**Exercise prompt:** Output the full listing word for word.

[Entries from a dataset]
## START

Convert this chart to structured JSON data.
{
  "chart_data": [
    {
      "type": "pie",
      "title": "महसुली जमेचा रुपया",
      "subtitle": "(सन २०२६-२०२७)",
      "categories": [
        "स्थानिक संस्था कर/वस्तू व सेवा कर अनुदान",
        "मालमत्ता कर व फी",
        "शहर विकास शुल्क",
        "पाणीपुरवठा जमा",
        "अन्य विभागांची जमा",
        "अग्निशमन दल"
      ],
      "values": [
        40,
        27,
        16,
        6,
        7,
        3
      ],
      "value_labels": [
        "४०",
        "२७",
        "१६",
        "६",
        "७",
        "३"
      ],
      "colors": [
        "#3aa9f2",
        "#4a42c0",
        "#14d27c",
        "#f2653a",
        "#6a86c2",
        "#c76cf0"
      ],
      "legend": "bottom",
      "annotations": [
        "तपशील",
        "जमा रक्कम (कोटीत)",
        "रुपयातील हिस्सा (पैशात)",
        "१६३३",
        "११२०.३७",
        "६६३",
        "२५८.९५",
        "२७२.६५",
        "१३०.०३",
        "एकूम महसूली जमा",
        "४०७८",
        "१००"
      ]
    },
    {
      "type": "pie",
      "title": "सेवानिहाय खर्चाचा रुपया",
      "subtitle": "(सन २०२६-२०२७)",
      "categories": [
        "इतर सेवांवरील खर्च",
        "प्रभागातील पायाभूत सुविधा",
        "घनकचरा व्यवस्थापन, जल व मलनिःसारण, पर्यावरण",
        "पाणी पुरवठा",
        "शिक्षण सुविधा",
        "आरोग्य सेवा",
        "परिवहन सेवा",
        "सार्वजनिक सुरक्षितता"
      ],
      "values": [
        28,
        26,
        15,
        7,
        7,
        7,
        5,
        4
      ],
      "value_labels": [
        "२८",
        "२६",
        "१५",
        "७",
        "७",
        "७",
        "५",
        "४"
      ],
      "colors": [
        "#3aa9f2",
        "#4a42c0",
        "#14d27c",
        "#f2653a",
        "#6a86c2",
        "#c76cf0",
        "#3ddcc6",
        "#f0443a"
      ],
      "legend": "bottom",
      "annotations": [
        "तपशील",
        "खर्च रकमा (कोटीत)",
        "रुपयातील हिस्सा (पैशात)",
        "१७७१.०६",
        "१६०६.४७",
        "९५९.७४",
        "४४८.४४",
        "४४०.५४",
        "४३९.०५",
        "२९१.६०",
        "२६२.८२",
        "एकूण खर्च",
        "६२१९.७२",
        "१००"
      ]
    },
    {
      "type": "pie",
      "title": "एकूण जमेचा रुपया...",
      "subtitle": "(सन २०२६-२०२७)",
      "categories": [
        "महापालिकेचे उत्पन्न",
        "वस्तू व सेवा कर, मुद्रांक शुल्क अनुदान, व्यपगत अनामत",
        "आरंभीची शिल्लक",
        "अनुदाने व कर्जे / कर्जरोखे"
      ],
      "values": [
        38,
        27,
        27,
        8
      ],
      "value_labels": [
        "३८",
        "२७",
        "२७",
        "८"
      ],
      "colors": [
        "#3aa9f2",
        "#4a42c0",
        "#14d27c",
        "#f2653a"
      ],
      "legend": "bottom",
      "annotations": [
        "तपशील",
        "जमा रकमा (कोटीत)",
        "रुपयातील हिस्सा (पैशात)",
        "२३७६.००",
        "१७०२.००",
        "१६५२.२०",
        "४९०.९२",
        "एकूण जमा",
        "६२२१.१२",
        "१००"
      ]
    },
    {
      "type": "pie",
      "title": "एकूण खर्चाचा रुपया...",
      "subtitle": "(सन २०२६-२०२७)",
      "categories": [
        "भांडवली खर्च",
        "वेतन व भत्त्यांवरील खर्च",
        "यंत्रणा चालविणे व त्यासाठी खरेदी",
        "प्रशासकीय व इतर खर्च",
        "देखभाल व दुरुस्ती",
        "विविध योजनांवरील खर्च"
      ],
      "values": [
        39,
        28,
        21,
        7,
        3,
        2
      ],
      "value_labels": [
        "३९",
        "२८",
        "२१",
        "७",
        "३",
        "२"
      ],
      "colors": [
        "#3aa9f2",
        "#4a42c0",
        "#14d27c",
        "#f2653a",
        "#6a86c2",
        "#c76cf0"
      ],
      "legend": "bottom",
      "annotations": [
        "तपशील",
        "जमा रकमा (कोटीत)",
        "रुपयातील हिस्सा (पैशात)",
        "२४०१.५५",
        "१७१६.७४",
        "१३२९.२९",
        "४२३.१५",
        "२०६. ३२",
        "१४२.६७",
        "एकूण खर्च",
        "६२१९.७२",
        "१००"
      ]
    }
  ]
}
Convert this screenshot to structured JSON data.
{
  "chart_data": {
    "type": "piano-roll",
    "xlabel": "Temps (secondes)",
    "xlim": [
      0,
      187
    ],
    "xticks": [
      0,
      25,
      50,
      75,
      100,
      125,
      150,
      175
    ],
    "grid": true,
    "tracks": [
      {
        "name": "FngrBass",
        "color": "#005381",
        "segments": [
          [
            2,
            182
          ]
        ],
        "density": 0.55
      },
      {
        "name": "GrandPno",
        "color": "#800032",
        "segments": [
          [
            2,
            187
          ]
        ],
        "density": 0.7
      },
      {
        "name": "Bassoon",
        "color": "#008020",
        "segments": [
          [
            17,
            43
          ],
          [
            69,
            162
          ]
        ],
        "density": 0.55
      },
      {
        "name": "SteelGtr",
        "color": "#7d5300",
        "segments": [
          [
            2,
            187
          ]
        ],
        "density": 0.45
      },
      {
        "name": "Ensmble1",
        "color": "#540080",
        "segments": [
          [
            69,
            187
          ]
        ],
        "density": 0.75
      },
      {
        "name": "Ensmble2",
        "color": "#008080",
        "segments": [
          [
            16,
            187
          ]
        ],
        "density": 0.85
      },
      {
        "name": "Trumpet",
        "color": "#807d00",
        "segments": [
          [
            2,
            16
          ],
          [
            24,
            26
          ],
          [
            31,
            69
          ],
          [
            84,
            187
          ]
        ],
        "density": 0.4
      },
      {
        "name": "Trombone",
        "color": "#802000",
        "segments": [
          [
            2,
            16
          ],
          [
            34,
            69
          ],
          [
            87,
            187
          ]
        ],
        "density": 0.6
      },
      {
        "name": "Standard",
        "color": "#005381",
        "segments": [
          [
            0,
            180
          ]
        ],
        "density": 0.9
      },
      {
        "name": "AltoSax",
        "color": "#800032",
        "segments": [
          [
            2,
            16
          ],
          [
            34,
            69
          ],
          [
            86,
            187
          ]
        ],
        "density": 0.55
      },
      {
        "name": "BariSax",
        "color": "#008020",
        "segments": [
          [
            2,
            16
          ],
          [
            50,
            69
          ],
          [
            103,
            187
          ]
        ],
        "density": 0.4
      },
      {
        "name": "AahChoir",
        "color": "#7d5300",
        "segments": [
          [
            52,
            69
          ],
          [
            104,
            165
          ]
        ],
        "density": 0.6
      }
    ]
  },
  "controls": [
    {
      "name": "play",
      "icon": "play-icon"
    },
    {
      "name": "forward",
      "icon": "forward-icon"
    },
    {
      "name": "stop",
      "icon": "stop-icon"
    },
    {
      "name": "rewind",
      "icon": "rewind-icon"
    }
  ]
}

## END

**Written response:**
Convert this chart to structured JSON data.
{
  "chart_data": [
    {
      "type": "pie",
      "title": "महसुली जमेचा रुपया",
      "subtitle": "(सन २०२६-२०२७)",
      "categories": [
        "स्थानिक संस्था कर/वस्तू व सेवा कर अनुदान",
        "मालमत्ता कर व फी",
        "शहर विकास शुल्क",
        "पाणीपुरवठा जमा",
        "अन्य विभागांची जमा",
        "अग्निशमन दल"
      ],
      "values": [
        40,
        27,
        16,
        6,
        7,
        3
      ],
      "value_labels": [
        "४०",
        "२७",
        "१६",
        "६",
        "७",
        "३"
      ],
      "colors": [
        "#3aa9f2",
        "#4a42c0",
        "#14d27c",
        "#f2653a",
        "#6a86c2",
        "#c76cf0"
      ],
      "legend": "bottom",
      "annotations": [
        "तपशील",
        "जमा रक्कम (कोटीत)",
        "रुपयातील हिस्सा (पैशात)",
        "१६३३",
        "११२०.३७",
        "६६३",
        "२५८.९५",
        "२७२.६५",
        "१३०.०३",
        "एकूम महसूली जमा",
        "४०७८",
        "१००"
      ]
    },
    {
      "type": "pie",
      "title": "सेवानिहाय खर्चाचा रुपया",
      "subtitle": "(सन २०२६-२०२७)",
      "categories": [
        "इतर सेवांवरील खर्च",
        "प्रभागातील पायाभूत सुविधा",
        "घनकचरा व्यवस्थापन, जल व मलनिःसारण, पर्यावरण",
        "पाणी पुरवठा",
        "शिक्षण सुविधा",
        "आरोग्य सेवा",
        "परिवहन सेवा",
        "सार्वजनिक सुरक्षितता"
      ],
      "values": [
        28,
        26,
        15,
        7,
        7,
        7,
        5,
        4
      ],
      "value_labels": [
        "२८",
        "२६",
        "१५",
        "७",
        "७",
        "७",
        "५",
        "४"
      ],
      "colors": [
        "#3aa9f2",
        "#4a42c0",
        "#14d27c",
        "#f2653a",
        "#6a86c2",
        "#c76cf0",
        "#3ddcc6",
        "#f0443a"
      ],
      "legend": "bottom",
      "annotations": [
        "तपशील",
        "खर्च रकमा (कोटीत)",
        "रुपयातील हिस्सा (पैशात)",
        "१७७१.०६",
        "१६०६.४७",
        "९५९.७४",
        "४४८.४४",
        "४४०.५४",
        "४३९.०५",
        "२९१.६०",
        "२६२.८२",
        "एकूण खर्च",
        "६२१९.७२",
        "१००"
      ]
    },
    {
      "type": "pie",
      "title": "एकूण जमेचा रुपया...",
      "subtitle": "(सन २०२६-२०२७)",
      "categories": [
        "महापालिकेचे उत्पन्न",
        "वस्तू व सेवा कर, मुद्रांक शुल्क अनुदान, व्यपगत अनामत",
        "आरंभीची शिल्लक",
        "अनुदाने व कर्जे / कर्जरोखे"
      ],
      "values": [
        38,
        27,
        27,
        8
      ],
      "value_labels": [
        "३८",
        "२७",
        "२७",
        "८"
      ],
      "colors": [
        "#3aa9f2",
        "#4a42c0",
        "#14d27c",
        "#f2653a"
      ],
      "legend": "bottom",
      "annotations": [
        "तपशील",
        "जमा रकमा (कोटीत)",
        "रुपयातील हिस्सा (पैशात)",
        "२३७६.००",
        "१७०२.००",
        "१६५२.२०",
        "४९०.९२",
        "एकूण जमा",
        "६२२१.१२",
        "१००"
      ]
    },
    {
      "type": "pie",
      "title": "एकूण खर्चाचा रुपया...",
      "subtitle": "(सन २०२६-२०२७)",
      "categories": [
        "भांडवली खर्च",
        "वेतन व भत्त्यांवरील खर्च",
        "यंत्रणा चालविणे व त्यासाठी खरेदी",
        "प्रशासकीय व इतर खर्च",
        "देखभाल व दुरुस्ती",
        "विविध योजनांवरील खर्च"
      ],
      "values": [
        39,
        28,
        21,
        7,
        3,
        2
      ],
      "value_labels": [
        "३९",
        "२८",
        "२१",
        "७",
        "३",
        "२"
      ],
      "colors": [
        "#3aa9f2",
        "#4a42c0",
        "#14d27c",
        "#f2653a",
        "#6a86c2",
        "#c76cf0"
      ],
      "legend": "bottom",
      "annotations": [
        "तपशील",
        "जमा रकमा (कोटीत)",
        "रुपयातील हिस्सा (पैशात)",
        "२४०१.५५",
        "१७१६.७४",
        "१३२९.२९",
        "४२३.१५",
        "२०६. ३२",
        "१४२.६७",
        "एकूण खर्च",
        "६२१९.७२",
        "१००"
      ]
    }
  ]
}
Convert this screenshot to structured JSON data.
{
  "chart_data": {
    "type": "piano-roll",
    "xlabel": "Temps (secondes)",
    "xlim": [
      0,
      187
    ],
    "xticks": [
      0,
      25,
      50,
      75,
      100,
      125,
      150,
      175
    ],
    "grid": true,
    "tracks": [
      {
        "name": "FngrBass",
        "color": "#005381",
        "segments": [
          [
            2,
            182
          ]
        ],
        "density": 0.55
      },
      {
        "name": "GrandPno",
        "color": "#800032",
        "segments": [
          [
            2,
            187
          ]
        ],
        "density": 0.7
      },
      {
        "name": "Bassoon",
        "color": "#008020",
        "segments": [
          [
            17,
            43
          ],
          [
            69,
            162
          ]
        ],
        "density": 0.55
      },
      {
        "name": "SteelGtr",
        "color": "#7d5300",
        "segments": [
          [
            2,
            187
          ]
        ],
        "density": 0.45
      },
      {
        "name": "Ensmble1",
        "color": "#540080",
        "segments": [
          [
            69,
            187
          ]
        ],
        "density": 0.75
      },
      {
        "name": "Ensmble2",
        "color": "#008080",
        "segments": [
          [
            16,
            187
          ]
        ],
        "density": 0.85
      },
      {
        "name": "Trumpet",
        "color": "#807d00",
        "segments": [
          [
            2,
            16
          ],
          [
            24,
            26
          ],
          [
            31,
            69
          ],
          [
            84,
            187
          ]
        ],
        "density": 0.4
      },
      {
        "name": "Trombone",
        "color": "#802000",
        "segments": [
          [
            2,
            16
          ],
          [
            34,
            69
          ],
          [
            87,
            187
          ]
        ],
        "density": 0.6
      },
      {
        "name": "Standard",
        "color": "#005381",
        "segments": [
          [
            0,
            180
          ]
        ],
        "density": 0.9
      },
      {
        "name": "AltoSax",
        "color": "#800032",
        "segments": [
          [
            2,
            16
          ],
          [
            34,
            69
          ],
          [
            86,
            187
          ]
        ],
        "density": 0.55
      },
      {
        "name": "BariSax",
        "color": "#008020",
        "segments": [
          [
            2,
            16
          ],
          [
            50,
            69
          ],
          [
            103,
            187
          ]
        ],
        "density": 0.4
      },
      {
        "name": "AahChoir",
        "color": "#7d5300",
        "segments": [
          [
            52,
            69
          ],
          [
            104,
            165
          ]
        ],
        "density": 0.6
      }
    ]
  },
  "controls": [
    {
      "name": "play",
      "icon": "play-icon"
    },
    {
      "name": "forward",
      "icon": "forward-icon"
    },
    {
      "name": "stop",
      "icon": "stop-icon"
    },
    {
      "name": "rewind",
      "icon": "rewind-icon"
    }
  ]
}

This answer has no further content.